Given exercise: Using the listing below, select the lines with the word "检验检测专用章" and copy them.
===
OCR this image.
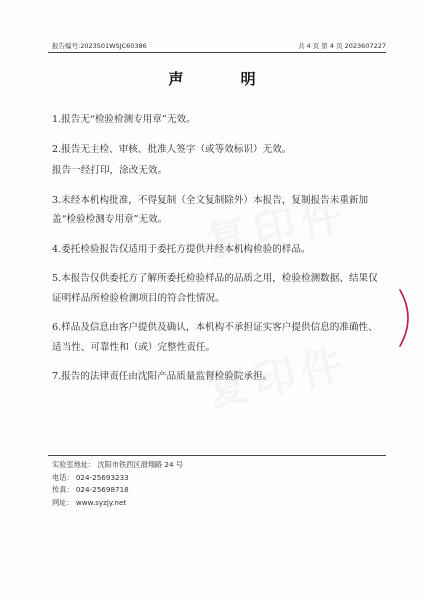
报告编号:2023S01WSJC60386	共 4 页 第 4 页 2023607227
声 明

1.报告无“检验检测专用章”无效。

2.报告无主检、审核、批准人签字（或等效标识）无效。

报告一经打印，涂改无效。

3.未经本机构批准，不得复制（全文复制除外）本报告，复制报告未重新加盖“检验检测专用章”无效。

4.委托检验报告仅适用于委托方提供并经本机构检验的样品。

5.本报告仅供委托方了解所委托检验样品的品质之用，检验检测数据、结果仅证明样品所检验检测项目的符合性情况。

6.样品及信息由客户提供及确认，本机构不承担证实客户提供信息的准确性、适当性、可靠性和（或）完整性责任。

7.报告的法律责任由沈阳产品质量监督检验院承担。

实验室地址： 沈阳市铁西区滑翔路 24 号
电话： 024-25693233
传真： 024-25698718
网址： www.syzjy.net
===
Exercise output:
1.报告无“检验检测专用章”无效。
3.未经本机构批准，不得复制（全文复制除外）本报告，复制报告未重新加盖“检验检测专用章”无效。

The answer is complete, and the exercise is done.